Directions
Copy out each line exactly; pictures stay out of the copy.

[Structured figure records]
..............................

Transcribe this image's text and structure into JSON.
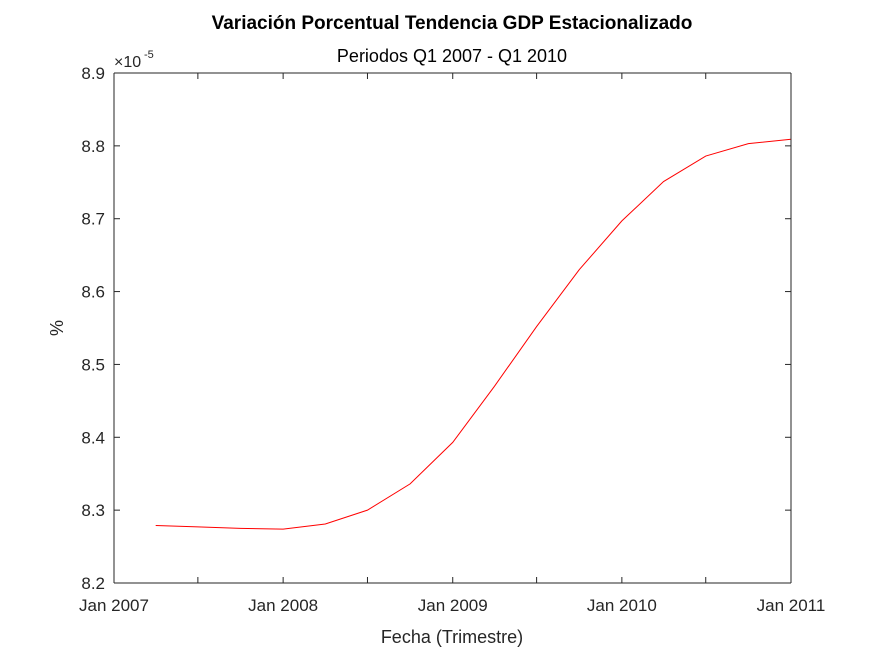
{
  "chart_data": {
    "type": "line",
    "title": "Variación Porcentual Tendencia GDP Estacionalizado",
    "subtitle": "Periodos Q1 2007 - Q1 2010",
    "xlabel": "Fecha (Trimestre)",
    "ylabel": "%",
    "y_exponent_label": "×10",
    "y_exponent_power": "-5",
    "xlim": [
      "2007-01-01",
      "2011-01-01"
    ],
    "ylim": [
      8.2,
      8.9
    ],
    "x_ticks": [
      "2007-01-01",
      "2007-07-01",
      "2008-01-01",
      "2008-07-01",
      "2009-01-01",
      "2009-07-01",
      "2010-01-01",
      "2010-07-01",
      "2011-01-01"
    ],
    "x_tick_labels": [
      "Jan 2007",
      "",
      "Jan 2008",
      "",
      "Jan 2009",
      "",
      "Jan 2010",
      "",
      "Jan 2011"
    ],
    "y_ticks": [
      8.2,
      8.3,
      8.4,
      8.5,
      8.6,
      8.7,
      8.8,
      8.9
    ],
    "y_tick_labels": [
      "8.2",
      "8.3",
      "8.4",
      "8.5",
      "8.6",
      "8.7",
      "8.8",
      "8.9"
    ],
    "grid": false,
    "series": [
      {
        "color": "#ff0000",
        "x": [
          "2007-04-01",
          "2007-07-01",
          "2007-10-01",
          "2008-01-01",
          "2008-04-01",
          "2008-07-01",
          "2008-10-01",
          "2009-01-01",
          "2009-04-01",
          "2009-07-01",
          "2009-10-01",
          "2010-01-01",
          "2010-04-01",
          "2010-07-01",
          "2010-10-01",
          "2011-01-01"
        ],
        "values": [
          8.279,
          8.277,
          8.275,
          8.274,
          8.281,
          8.3,
          8.336,
          8.393,
          8.47,
          8.552,
          8.63,
          8.697,
          8.751,
          8.786,
          8.803,
          8.809
        ]
      }
    ]
  }
}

..............................

Solution to the exercise
Transcribe this image's text and structure into JSON.
{
  "chart_data": {
    "type": "line",
    "title": "Variación Porcentual Tendencia GDP Estacionalizado",
    "subtitle": "Periodos Q1 2007 - Q1 2010",
    "xlabel": "Fecha (Trimestre)",
    "ylabel": "%",
    "y_exponent_label": "×10",
    "y_exponent_power": "-5",
    "xlim": [
      "2007-01-01",
      "2011-01-01"
    ],
    "ylim": [
      8.2,
      8.9
    ],
    "x_ticks": [
      "2007-01-01",
      "2007-07-01",
      "2008-01-01",
      "2008-07-01",
      "2009-01-01",
      "2009-07-01",
      "2010-01-01",
      "2010-07-01",
      "2011-01-01"
    ],
    "x_tick_labels": [
      "Jan 2007",
      "",
      "Jan 2008",
      "",
      "Jan 2009",
      "",
      "Jan 2010",
      "",
      "Jan 2011"
    ],
    "y_ticks": [
      8.2,
      8.3,
      8.4,
      8.5,
      8.6,
      8.7,
      8.8,
      8.9
    ],
    "y_tick_labels": [
      "8.2",
      "8.3",
      "8.4",
      "8.5",
      "8.6",
      "8.7",
      "8.8",
      "8.9"
    ],
    "grid": false,
    "series": [
      {
        "color": "#ff0000",
        "x": [
          "2007-04-01",
          "2007-07-01",
          "2007-10-01",
          "2008-01-01",
          "2008-04-01",
          "2008-07-01",
          "2008-10-01",
          "2009-01-01",
          "2009-04-01",
          "2009-07-01",
          "2009-10-01",
          "2010-01-01",
          "2010-04-01",
          "2010-07-01",
          "2010-10-01",
          "2011-01-01"
        ],
        "values": [
          8.279,
          8.277,
          8.275,
          8.274,
          8.281,
          8.3,
          8.336,
          8.393,
          8.47,
          8.552,
          8.63,
          8.697,
          8.751,
          8.786,
          8.803,
          8.809
        ]
      }
    ]
  }
}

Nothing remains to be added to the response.